[Entries from a dataset]
— START —

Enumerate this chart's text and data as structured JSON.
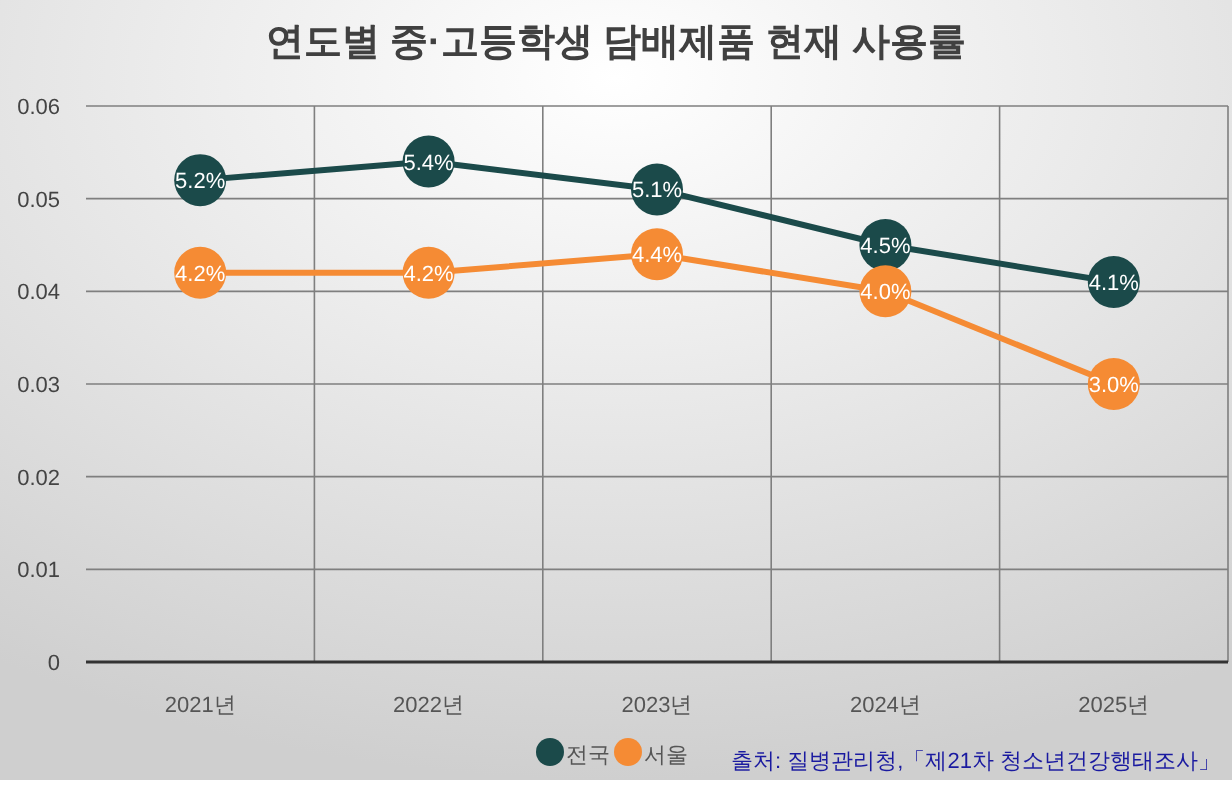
{
  "chart_data": {
    "type": "line",
    "title": "연도별 중·고등학생 담배제품 현재 사용률",
    "categories": [
      "2021년",
      "2022년",
      "2023년",
      "2024년",
      "2025년"
    ],
    "series": [
      {
        "name": "전국",
        "color": "#1b4a4a",
        "values": [
          0.052,
          0.054,
          0.051,
          0.045,
          0.041
        ],
        "value_labels": [
          "5.2%",
          "5.4%",
          "5.1%",
          "4.5%",
          "4.1%"
        ]
      },
      {
        "name": "서울",
        "color": "#f58b34",
        "values": [
          0.042,
          0.042,
          0.044,
          0.04,
          0.03
        ],
        "value_labels": [
          "4.2%",
          "4.2%",
          "4.4%",
          "4.0%",
          "3.0%"
        ]
      }
    ],
    "ylim": [
      0,
      0.06
    ],
    "yticks": [
      {
        "value": 0,
        "label": "0"
      },
      0.01,
      0.02,
      0.03,
      0.04,
      0.05,
      0.06
    ],
    "grid": true,
    "legend": "bottom",
    "marker": "circle",
    "line_style": "solid",
    "annotations": [
      "출처: 질병관리청,「제21차 청소년건강행태조사」"
    ]
  }
}
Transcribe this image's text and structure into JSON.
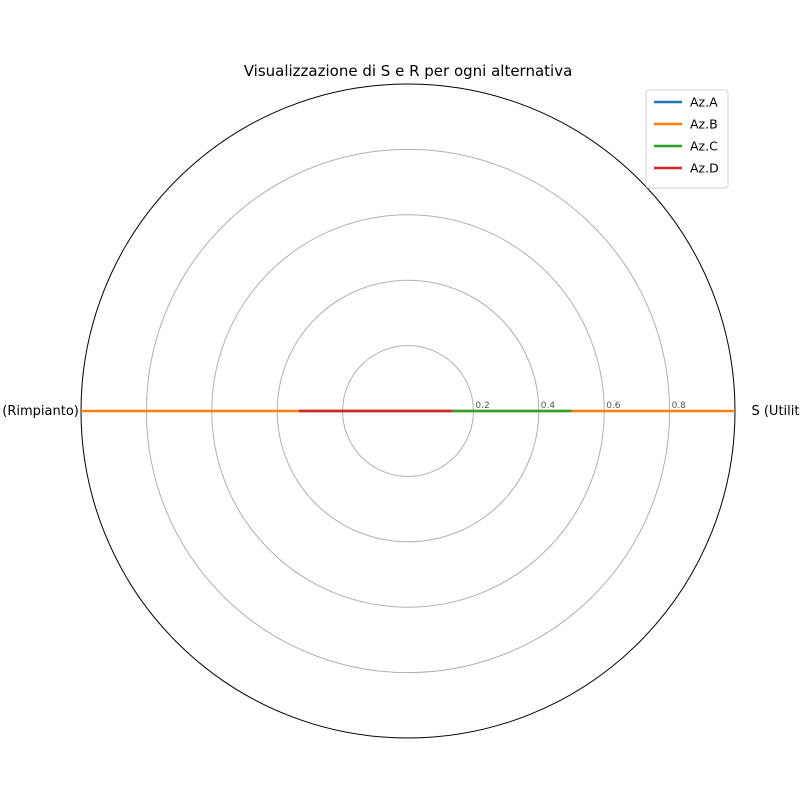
{
  "chart_data": {
    "type": "radar",
    "title": "Visualizzazione di S e R per ogni alternativa",
    "axes": [
      "S (Utilità)",
      "R (Rimpianto)"
    ],
    "rlim": [
      0,
      1
    ],
    "radial_ticks": [
      0.2,
      0.4,
      0.6,
      0.8
    ],
    "radial_tick_labels": [
      "0.2",
      "0.4",
      "0.6",
      "0.8"
    ],
    "grid": true,
    "legend_position": "top-right",
    "series": [
      {
        "name": "Az.A",
        "color": "#1f77b4",
        "values": [
          0.0,
          0.0
        ]
      },
      {
        "name": "Az.B",
        "color": "#ff7f0e",
        "values": [
          1.0,
          1.0
        ]
      },
      {
        "name": "Az.C",
        "color": "#2ca02c",
        "values": [
          0.5,
          0.333
        ]
      },
      {
        "name": "Az.D",
        "color": "#d62728",
        "values": [
          0.136,
          0.333
        ]
      }
    ]
  }
}
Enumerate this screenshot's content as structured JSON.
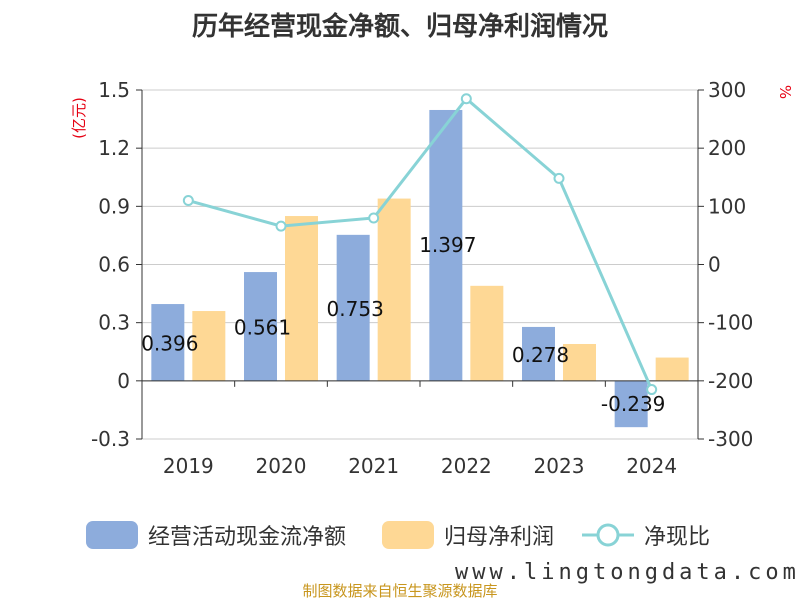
{
  "page": {
    "title": "历年经营现金净额、归母净利润情况",
    "footer": "制图数据来自恒生聚源数据库",
    "watermark": "www.lingtongdata.com"
  },
  "colors": {
    "cash_flow": "#8dacdc",
    "net_profit": "#fed895",
    "ratio_line": "#88d3d6",
    "grid": "#cccccc",
    "axis": "#333333",
    "unit": "#e60012"
  },
  "chart_data": {
    "type": "bar+line",
    "title": "历年经营现金净额、归母净利润情况",
    "categories": [
      "2019",
      "2020",
      "2021",
      "2022",
      "2023",
      "2024"
    ],
    "y_left": {
      "unit": "(亿元)",
      "range": [
        -0.3,
        1.5
      ],
      "ticks": [
        "1.5",
        "1.2",
        "0.9",
        "0.6",
        "0.3",
        "0",
        "-0.3"
      ],
      "tick_values": [
        1.5,
        1.2,
        0.9,
        0.6,
        0.3,
        0,
        -0.3
      ]
    },
    "y_right": {
      "unit": "%",
      "range": [
        -300,
        300
      ],
      "ticks": [
        "300",
        "200",
        "100",
        "0",
        "-100",
        "-200",
        "-300"
      ],
      "tick_values": [
        300,
        200,
        100,
        0,
        -100,
        -200,
        -300
      ]
    },
    "grid": true,
    "legend_position": "bottom",
    "series": [
      {
        "name": "经营活动现金流净额",
        "type": "bar",
        "axis": "left",
        "values": [
          0.396,
          0.561,
          0.753,
          1.397,
          0.278,
          -0.239
        ],
        "labels": [
          "0.396",
          "0.561",
          "0.753",
          "1.397",
          "0.278",
          "-0.239"
        ]
      },
      {
        "name": "归母净利润",
        "type": "bar",
        "axis": "left",
        "values": [
          0.36,
          0.85,
          0.94,
          0.49,
          0.19,
          0.12
        ]
      },
      {
        "name": "净现比",
        "type": "line",
        "axis": "right",
        "values": [
          110,
          66,
          80,
          285,
          148,
          -215
        ]
      }
    ]
  }
}
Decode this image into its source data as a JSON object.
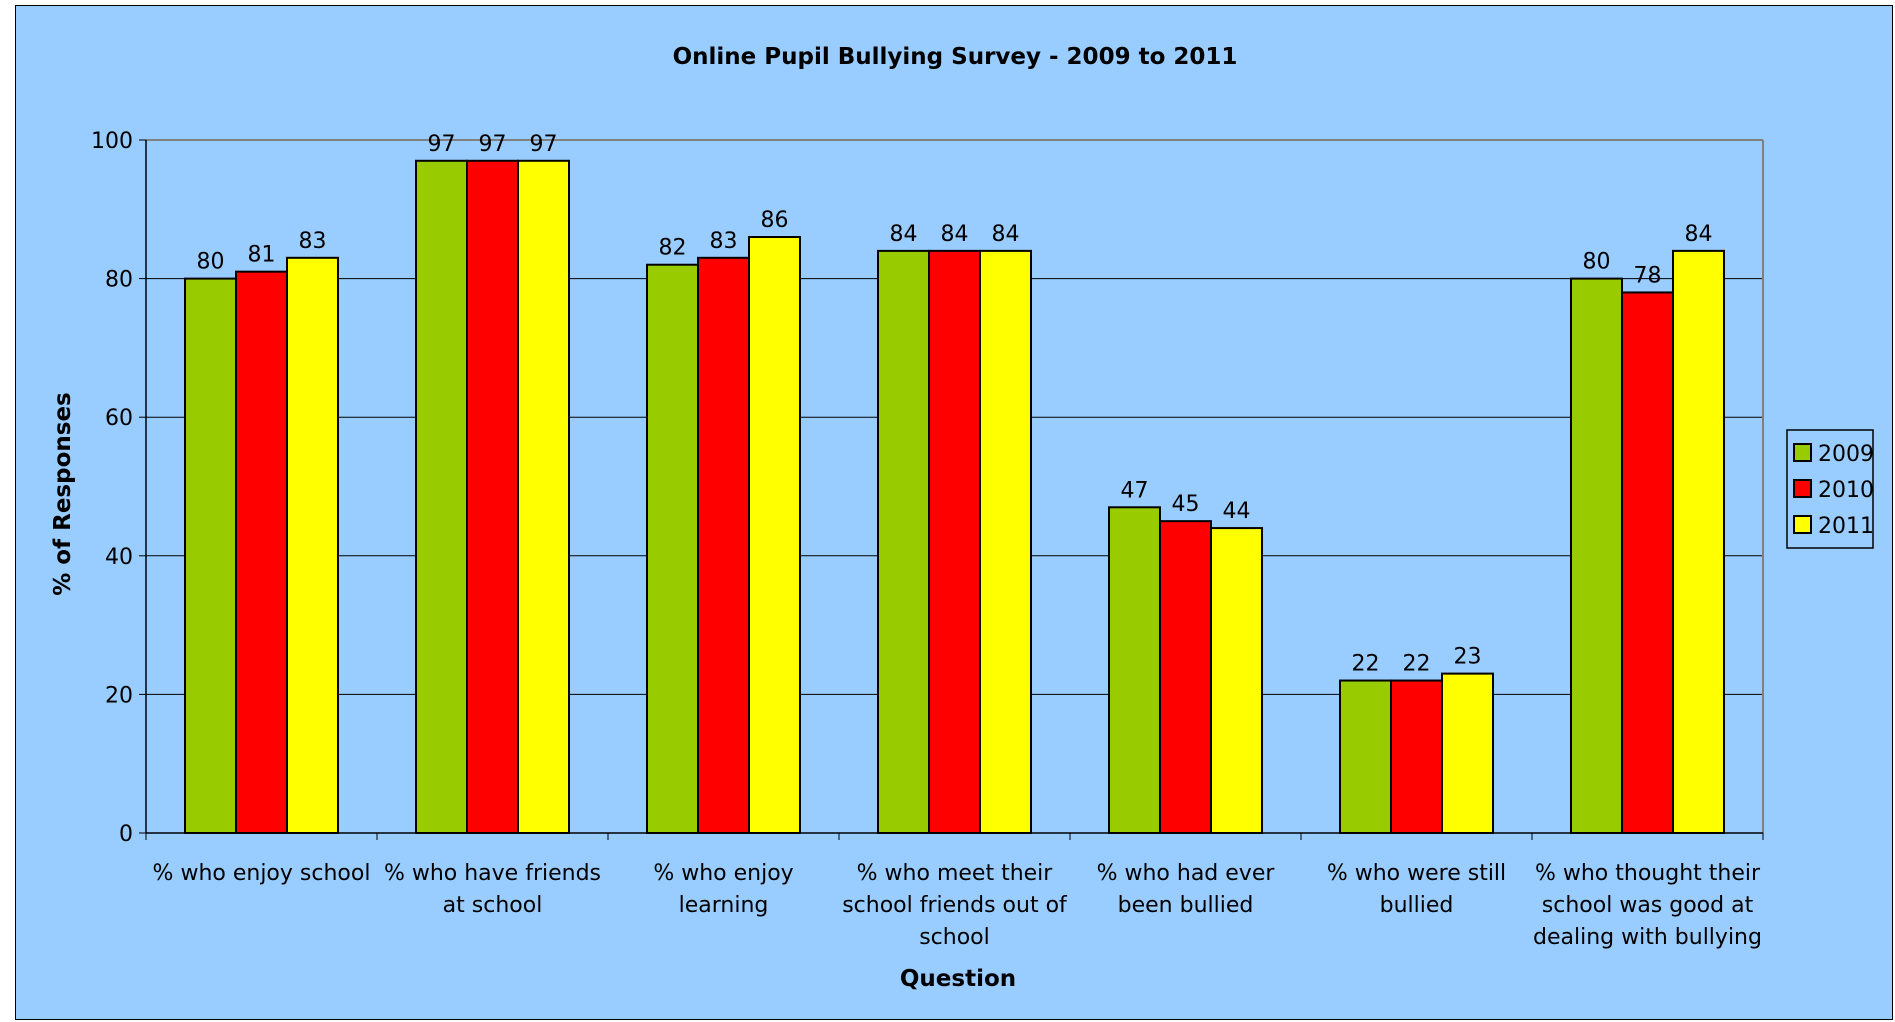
{
  "chart_data": {
    "type": "bar",
    "title": "Online Pupil Bullying Survey - 2009 to 2011",
    "xlabel": "Question",
    "ylabel": "% of Responses",
    "ylim": [
      0,
      100
    ],
    "yticks": [
      0,
      20,
      40,
      60,
      80,
      100
    ],
    "grid": true,
    "legend_position": "right",
    "categories": [
      [
        "% who enjoy school"
      ],
      [
        "% who have friends",
        "at school"
      ],
      [
        "% who enjoy",
        "learning"
      ],
      [
        "% who meet their",
        "school friends out of",
        "school"
      ],
      [
        "% who had ever",
        "been bullied"
      ],
      [
        "% who were still",
        "bullied"
      ],
      [
        "% who thought their",
        "school was good at",
        "dealing with bullying"
      ]
    ],
    "series": [
      {
        "name": "2009",
        "color": "#99cc00",
        "values": [
          80,
          97,
          82,
          84,
          47,
          22,
          80
        ]
      },
      {
        "name": "2010",
        "color": "#ff0000",
        "values": [
          81,
          97,
          83,
          84,
          45,
          22,
          78
        ]
      },
      {
        "name": "2011",
        "color": "#ffff00",
        "values": [
          83,
          97,
          86,
          84,
          44,
          23,
          84
        ]
      }
    ]
  }
}
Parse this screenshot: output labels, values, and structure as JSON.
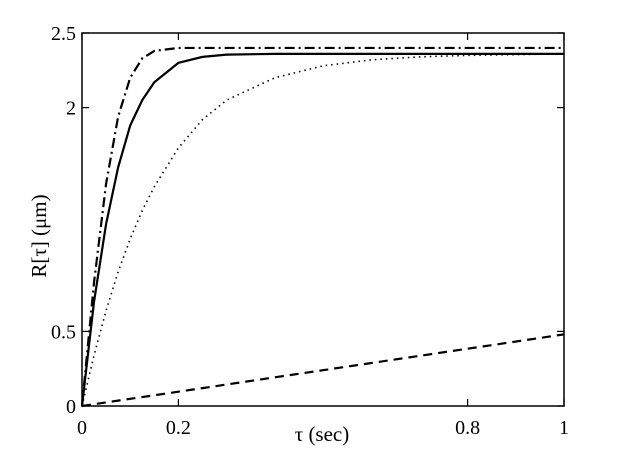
{
  "chart_data": {
    "type": "line",
    "xlabel": "τ  (sec)",
    "ylabel": "R[τ] (μm)",
    "xlim": [
      0,
      1
    ],
    "ylim": [
      0,
      2.5
    ],
    "x_ticks": [
      0,
      0.2,
      0.8,
      1
    ],
    "x_tick_labels": [
      "0",
      "0.2",
      "0.8",
      "1"
    ],
    "y_ticks": [
      0,
      0.5,
      2,
      2.5
    ],
    "y_tick_labels": [
      "0",
      "0.5",
      "2",
      "2.5"
    ],
    "grid": false,
    "legend": "none",
    "x": [
      0,
      0.025,
      0.05,
      0.075,
      0.1,
      0.125,
      0.15,
      0.2,
      0.25,
      0.3,
      0.4,
      0.5,
      0.6,
      0.7,
      0.8,
      0.9,
      1.0
    ],
    "series": [
      {
        "style": "dashdot",
        "color": "#000000",
        "values": [
          0,
          0.83,
          1.49,
          1.94,
          2.2,
          2.33,
          2.38,
          2.4,
          2.4,
          2.4,
          2.4,
          2.4,
          2.4,
          2.4,
          2.4,
          2.4,
          2.4
        ]
      },
      {
        "style": "solid",
        "color": "#000000",
        "values": [
          0,
          0.7,
          1.22,
          1.6,
          1.88,
          2.05,
          2.17,
          2.3,
          2.34,
          2.355,
          2.36,
          2.36,
          2.36,
          2.36,
          2.36,
          2.36,
          2.36
        ]
      },
      {
        "style": "dotted",
        "color": "#000000",
        "values": [
          0,
          0.34,
          0.64,
          0.9,
          1.12,
          1.31,
          1.47,
          1.73,
          1.92,
          2.05,
          2.2,
          2.28,
          2.32,
          2.34,
          2.35,
          2.355,
          2.36
        ]
      },
      {
        "style": "dashed",
        "color": "#000000",
        "values": [
          0,
          0.012,
          0.024,
          0.036,
          0.048,
          0.06,
          0.072,
          0.096,
          0.12,
          0.144,
          0.192,
          0.24,
          0.288,
          0.336,
          0.384,
          0.432,
          0.48
        ]
      }
    ]
  }
}
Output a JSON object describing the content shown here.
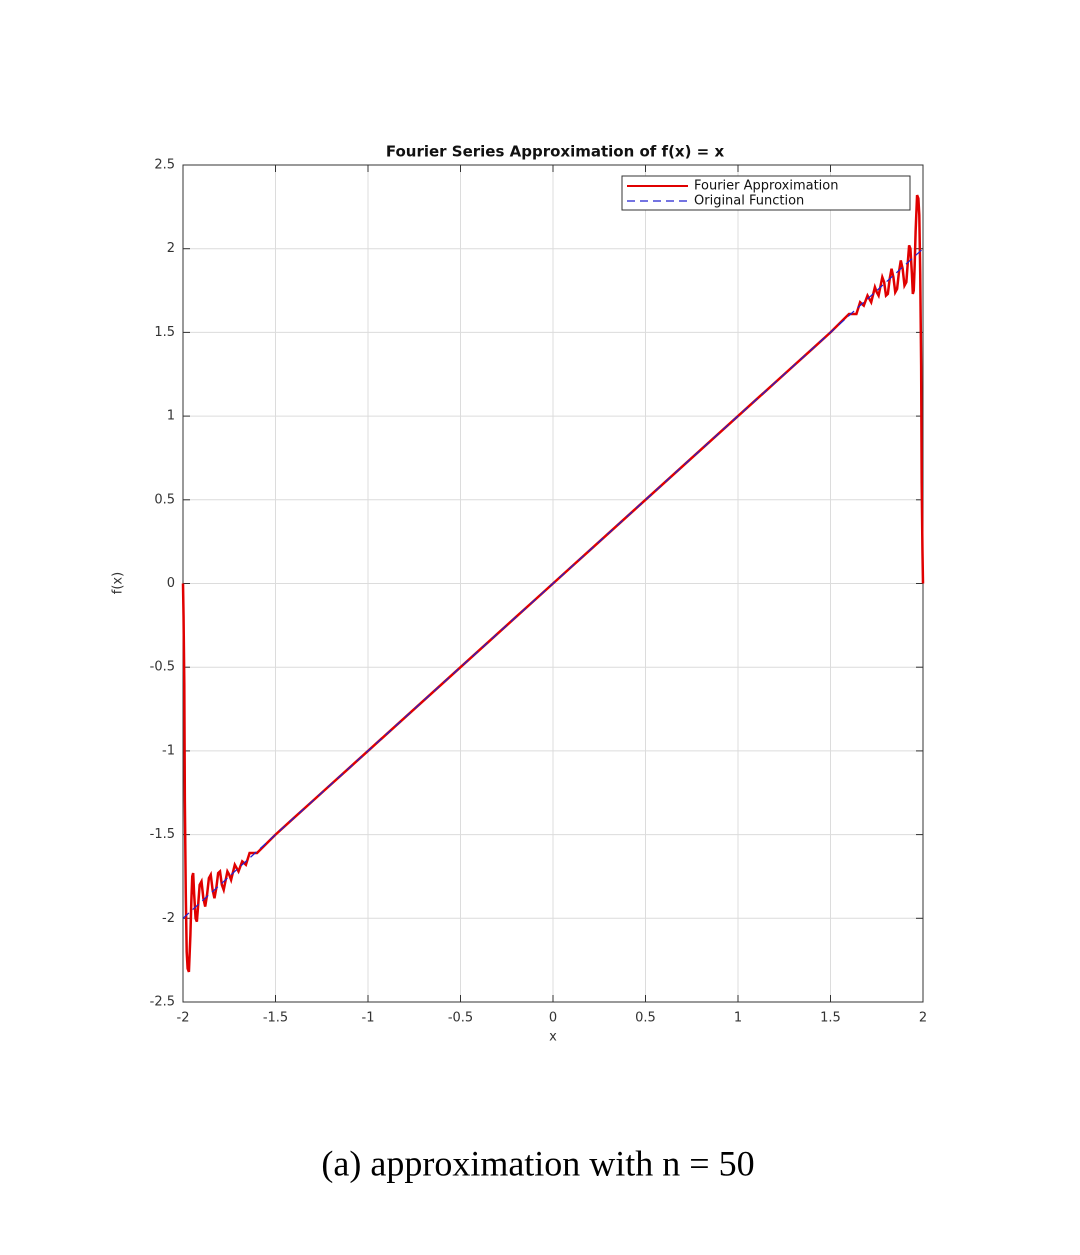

— END —

In the material above, tally every line with the string "object" in it, then give that number alone.

2